[Figure dataset records]
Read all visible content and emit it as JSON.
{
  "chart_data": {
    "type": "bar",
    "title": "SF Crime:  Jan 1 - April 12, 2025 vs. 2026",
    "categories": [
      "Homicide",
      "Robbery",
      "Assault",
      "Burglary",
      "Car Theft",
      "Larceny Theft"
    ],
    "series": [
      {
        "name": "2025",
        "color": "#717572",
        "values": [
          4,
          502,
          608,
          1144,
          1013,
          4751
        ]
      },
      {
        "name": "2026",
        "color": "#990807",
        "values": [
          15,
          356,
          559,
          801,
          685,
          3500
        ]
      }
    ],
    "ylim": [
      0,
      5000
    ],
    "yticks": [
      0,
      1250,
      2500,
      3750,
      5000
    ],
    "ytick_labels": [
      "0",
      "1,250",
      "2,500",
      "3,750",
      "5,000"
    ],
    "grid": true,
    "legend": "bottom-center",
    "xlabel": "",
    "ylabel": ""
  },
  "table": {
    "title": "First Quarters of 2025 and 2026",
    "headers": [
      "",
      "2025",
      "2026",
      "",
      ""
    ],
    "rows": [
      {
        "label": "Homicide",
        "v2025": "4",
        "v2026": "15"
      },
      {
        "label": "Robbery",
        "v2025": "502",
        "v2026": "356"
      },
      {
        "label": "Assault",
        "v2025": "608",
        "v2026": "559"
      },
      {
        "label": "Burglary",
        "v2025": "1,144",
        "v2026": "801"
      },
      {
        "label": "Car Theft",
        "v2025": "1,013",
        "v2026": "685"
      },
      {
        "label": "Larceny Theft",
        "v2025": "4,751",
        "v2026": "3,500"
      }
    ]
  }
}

_Required work_
Please restate the data word for word, every record included.

_Solution to this task_
Read all visible content and emit it as JSON.
{
  "chart_data": {
    "type": "bar",
    "title": "SF Crime:  Jan 1 - April 12, 2025 vs. 2026",
    "categories": [
      "Homicide",
      "Robbery",
      "Assault",
      "Burglary",
      "Car Theft",
      "Larceny Theft"
    ],
    "series": [
      {
        "name": "2025",
        "color": "#717572",
        "values": [
          4,
          502,
          608,
          1144,
          1013,
          4751
        ]
      },
      {
        "name": "2026",
        "color": "#990807",
        "values": [
          15,
          356,
          559,
          801,
          685,
          3500
        ]
      }
    ],
    "ylim": [
      0,
      5000
    ],
    "yticks": [
      0,
      1250,
      2500,
      3750,
      5000
    ],
    "ytick_labels": [
      "0",
      "1,250",
      "2,500",
      "3,750",
      "5,000"
    ],
    "grid": true,
    "legend": "bottom-center",
    "xlabel": "",
    "ylabel": ""
  },
  "table": {
    "title": "First Quarters of 2025 and 2026",
    "headers": [
      "",
      "2025",
      "2026",
      "",
      ""
    ],
    "rows": [
      {
        "label": "Homicide",
        "v2025": "4",
        "v2026": "15"
      },
      {
        "label": "Robbery",
        "v2025": "502",
        "v2026": "356"
      },
      {
        "label": "Assault",
        "v2025": "608",
        "v2026": "559"
      },
      {
        "label": "Burglary",
        "v2025": "1,144",
        "v2026": "801"
      },
      {
        "label": "Car Theft",
        "v2025": "1,013",
        "v2026": "685"
      },
      {
        "label": "Larceny Theft",
        "v2025": "4,751",
        "v2026": "3,500"
      }
    ]
  }
}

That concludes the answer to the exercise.